▶ _BRIEF_
Keep only the lines that hold the string "JSON", filtering out the rest of the entries below.

Dataset rows:

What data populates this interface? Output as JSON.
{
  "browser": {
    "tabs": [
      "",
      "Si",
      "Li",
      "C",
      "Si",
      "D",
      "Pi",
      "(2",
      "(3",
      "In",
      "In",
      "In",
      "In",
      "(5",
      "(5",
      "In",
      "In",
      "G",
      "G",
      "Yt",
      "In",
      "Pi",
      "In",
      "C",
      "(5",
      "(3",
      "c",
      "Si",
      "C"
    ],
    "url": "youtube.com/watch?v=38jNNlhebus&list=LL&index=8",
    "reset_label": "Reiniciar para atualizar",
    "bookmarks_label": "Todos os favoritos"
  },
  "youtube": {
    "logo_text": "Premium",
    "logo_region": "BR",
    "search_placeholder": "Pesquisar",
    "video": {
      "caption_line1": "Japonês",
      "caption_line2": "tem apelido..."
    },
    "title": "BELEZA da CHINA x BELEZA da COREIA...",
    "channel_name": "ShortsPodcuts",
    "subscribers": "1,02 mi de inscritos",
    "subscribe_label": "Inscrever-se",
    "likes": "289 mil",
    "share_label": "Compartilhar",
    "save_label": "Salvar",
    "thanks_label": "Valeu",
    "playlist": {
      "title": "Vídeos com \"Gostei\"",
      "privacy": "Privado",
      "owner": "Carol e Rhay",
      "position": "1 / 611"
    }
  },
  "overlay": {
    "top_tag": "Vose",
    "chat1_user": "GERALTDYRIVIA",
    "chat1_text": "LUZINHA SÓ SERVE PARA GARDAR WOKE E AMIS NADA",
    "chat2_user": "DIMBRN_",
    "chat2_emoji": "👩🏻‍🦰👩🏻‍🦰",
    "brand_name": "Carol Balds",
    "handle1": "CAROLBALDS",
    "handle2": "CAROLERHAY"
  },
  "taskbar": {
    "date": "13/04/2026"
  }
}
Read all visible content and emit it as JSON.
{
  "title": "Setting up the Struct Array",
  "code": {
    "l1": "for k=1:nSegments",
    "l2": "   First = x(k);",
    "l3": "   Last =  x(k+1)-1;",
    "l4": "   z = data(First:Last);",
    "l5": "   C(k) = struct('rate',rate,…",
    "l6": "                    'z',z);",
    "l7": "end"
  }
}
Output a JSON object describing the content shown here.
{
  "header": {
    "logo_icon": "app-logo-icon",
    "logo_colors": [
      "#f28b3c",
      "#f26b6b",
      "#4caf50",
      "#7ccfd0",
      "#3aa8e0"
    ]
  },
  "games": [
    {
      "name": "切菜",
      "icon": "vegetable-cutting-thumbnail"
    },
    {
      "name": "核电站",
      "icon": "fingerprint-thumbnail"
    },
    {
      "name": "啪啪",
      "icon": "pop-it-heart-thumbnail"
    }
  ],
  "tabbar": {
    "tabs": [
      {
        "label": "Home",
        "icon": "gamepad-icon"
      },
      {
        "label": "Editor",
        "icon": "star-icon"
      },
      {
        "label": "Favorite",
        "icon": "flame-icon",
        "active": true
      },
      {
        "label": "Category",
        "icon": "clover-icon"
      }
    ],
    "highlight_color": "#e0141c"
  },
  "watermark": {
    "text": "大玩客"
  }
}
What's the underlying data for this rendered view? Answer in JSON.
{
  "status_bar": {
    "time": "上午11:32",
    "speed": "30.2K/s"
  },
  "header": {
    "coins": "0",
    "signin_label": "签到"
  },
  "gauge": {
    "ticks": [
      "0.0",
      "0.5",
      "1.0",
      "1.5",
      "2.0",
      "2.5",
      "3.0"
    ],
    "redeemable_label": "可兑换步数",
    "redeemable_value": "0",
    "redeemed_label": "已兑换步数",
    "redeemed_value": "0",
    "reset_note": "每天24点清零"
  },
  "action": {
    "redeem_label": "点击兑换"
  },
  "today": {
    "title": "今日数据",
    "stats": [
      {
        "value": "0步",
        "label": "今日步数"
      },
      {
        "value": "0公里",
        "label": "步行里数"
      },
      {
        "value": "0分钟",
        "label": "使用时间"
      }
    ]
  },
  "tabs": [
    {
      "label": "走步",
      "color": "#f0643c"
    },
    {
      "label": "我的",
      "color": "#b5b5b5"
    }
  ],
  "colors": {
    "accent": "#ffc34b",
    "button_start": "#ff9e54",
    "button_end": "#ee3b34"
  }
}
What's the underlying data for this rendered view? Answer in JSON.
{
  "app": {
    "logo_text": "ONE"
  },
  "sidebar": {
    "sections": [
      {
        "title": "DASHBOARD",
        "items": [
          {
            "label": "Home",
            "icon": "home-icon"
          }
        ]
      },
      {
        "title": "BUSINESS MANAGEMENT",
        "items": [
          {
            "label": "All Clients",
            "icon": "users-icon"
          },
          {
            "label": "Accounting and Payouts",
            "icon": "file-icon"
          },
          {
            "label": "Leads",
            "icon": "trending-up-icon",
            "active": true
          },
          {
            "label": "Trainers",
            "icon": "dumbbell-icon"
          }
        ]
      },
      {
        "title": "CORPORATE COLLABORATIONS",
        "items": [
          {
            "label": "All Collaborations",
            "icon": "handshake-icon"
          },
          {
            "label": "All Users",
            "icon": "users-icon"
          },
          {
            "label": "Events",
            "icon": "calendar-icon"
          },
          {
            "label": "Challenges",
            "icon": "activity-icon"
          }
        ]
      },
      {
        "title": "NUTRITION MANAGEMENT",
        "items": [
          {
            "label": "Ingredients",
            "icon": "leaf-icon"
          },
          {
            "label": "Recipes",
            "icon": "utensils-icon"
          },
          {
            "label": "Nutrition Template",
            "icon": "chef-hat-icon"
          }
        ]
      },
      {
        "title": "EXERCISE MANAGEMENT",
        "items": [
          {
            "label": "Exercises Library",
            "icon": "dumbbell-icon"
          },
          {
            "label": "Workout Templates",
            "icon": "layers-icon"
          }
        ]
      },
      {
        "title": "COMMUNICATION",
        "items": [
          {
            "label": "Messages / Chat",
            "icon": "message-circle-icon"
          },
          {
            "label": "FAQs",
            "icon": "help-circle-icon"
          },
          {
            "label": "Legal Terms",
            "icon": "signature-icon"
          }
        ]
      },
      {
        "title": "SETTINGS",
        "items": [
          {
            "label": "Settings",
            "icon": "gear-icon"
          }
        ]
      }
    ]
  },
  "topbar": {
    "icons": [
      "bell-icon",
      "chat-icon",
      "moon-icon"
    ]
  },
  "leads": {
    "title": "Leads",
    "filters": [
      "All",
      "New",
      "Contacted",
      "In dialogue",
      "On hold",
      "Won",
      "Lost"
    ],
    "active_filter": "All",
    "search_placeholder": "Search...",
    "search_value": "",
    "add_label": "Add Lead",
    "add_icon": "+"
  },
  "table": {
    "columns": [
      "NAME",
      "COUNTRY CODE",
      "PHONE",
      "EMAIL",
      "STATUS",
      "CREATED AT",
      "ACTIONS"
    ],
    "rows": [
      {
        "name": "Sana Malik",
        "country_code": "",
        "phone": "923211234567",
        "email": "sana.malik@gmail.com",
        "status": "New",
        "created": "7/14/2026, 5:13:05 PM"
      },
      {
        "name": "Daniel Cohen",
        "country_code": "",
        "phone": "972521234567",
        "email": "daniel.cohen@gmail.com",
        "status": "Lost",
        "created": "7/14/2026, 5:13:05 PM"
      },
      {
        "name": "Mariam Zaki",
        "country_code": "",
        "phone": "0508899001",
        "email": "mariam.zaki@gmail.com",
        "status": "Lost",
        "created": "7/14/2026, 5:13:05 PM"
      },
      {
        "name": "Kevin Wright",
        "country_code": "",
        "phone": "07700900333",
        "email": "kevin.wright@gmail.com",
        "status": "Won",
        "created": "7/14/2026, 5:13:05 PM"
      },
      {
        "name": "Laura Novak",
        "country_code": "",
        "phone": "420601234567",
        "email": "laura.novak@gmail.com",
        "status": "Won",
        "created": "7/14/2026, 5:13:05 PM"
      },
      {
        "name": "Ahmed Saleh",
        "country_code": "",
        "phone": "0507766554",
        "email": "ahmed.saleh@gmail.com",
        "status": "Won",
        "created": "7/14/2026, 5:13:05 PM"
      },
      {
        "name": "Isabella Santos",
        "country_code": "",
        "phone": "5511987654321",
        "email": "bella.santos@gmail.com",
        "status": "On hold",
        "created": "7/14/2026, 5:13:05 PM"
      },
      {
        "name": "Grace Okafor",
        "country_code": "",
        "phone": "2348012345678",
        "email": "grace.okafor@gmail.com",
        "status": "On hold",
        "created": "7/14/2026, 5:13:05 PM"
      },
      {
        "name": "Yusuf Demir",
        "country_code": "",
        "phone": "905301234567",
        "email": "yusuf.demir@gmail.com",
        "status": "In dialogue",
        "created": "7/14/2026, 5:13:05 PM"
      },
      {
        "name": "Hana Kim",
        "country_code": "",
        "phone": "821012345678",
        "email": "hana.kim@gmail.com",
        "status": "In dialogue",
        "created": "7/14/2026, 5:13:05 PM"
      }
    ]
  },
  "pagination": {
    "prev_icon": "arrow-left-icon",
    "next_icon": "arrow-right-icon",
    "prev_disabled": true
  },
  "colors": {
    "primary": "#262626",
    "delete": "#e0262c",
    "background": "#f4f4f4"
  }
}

▶ _EXERCISE RESPONSE_
What data populates this interface? Output as JSON.
Read all visible content and emit it as JSON.
Output a JSON object describing the content shown here.
What's the underlying data for this rendered view? Answer in JSON.
What's the underlying data for this rendered view? Answer in JSON.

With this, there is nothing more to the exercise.